#### ROWS

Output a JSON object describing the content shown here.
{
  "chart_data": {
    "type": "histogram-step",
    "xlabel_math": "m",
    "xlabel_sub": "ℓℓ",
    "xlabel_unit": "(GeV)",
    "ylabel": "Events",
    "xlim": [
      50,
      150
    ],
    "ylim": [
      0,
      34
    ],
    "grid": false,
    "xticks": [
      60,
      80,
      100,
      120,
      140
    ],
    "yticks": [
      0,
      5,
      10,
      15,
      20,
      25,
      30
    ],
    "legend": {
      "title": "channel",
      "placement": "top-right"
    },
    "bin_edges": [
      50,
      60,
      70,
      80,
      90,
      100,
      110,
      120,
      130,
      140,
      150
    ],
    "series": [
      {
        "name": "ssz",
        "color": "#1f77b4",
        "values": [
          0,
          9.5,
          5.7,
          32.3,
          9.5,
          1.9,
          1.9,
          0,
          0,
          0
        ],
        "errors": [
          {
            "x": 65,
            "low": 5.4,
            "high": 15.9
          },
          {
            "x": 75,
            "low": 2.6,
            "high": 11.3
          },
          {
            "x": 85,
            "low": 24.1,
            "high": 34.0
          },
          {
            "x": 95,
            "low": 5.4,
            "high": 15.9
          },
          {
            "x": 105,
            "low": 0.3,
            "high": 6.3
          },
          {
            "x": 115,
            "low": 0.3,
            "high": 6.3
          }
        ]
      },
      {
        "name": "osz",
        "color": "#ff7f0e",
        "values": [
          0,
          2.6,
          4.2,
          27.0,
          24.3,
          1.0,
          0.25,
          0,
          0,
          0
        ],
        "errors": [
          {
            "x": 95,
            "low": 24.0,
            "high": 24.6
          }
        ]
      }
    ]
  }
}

########

EXERCISE OBJECTIVE:
Copy all of the data exactly.

EXERCISE ANSWER:
Output a JSON object describing the content shown here.
{
  "chart_data": {
    "type": "histogram-step",
    "xlabel_math": "m",
    "xlabel_sub": "ℓℓ",
    "xlabel_unit": "(GeV)",
    "ylabel": "Events",
    "xlim": [
      50,
      150
    ],
    "ylim": [
      0,
      34
    ],
    "grid": false,
    "xticks": [
      60,
      80,
      100,
      120,
      140
    ],
    "yticks": [
      0,
      5,
      10,
      15,
      20,
      25,
      30
    ],
    "legend": {
      "title": "channel",
      "placement": "top-right"
    },
    "bin_edges": [
      50,
      60,
      70,
      80,
      90,
      100,
      110,
      120,
      130,
      140,
      150
    ],
    "series": [
      {
        "name": "ssz",
        "color": "#1f77b4",
        "values": [
          0,
          9.5,
          5.7,
          32.3,
          9.5,
          1.9,
          1.9,
          0,
          0,
          0
        ],
        "errors": [
          {
            "x": 65,
            "low": 5.4,
            "high": 15.9
          },
          {
            "x": 75,
            "low": 2.6,
            "high": 11.3
          },
          {
            "x": 85,
            "low": 24.1,
            "high": 34.0
          },
          {
            "x": 95,
            "low": 5.4,
            "high": 15.9
          },
          {
            "x": 105,
            "low": 0.3,
            "high": 6.3
          },
          {
            "x": 115,
            "low": 0.3,
            "high": 6.3
          }
        ]
      },
      {
        "name": "osz",
        "color": "#ff7f0e",
        "values": [
          0,
          2.6,
          4.2,
          27.0,
          24.3,
          1.0,
          0.25,
          0,
          0,
          0
        ],
        "errors": [
          {
            "x": 95,
            "low": 24.0,
            "high": 24.6
          }
        ]
      }
    ]
  }
}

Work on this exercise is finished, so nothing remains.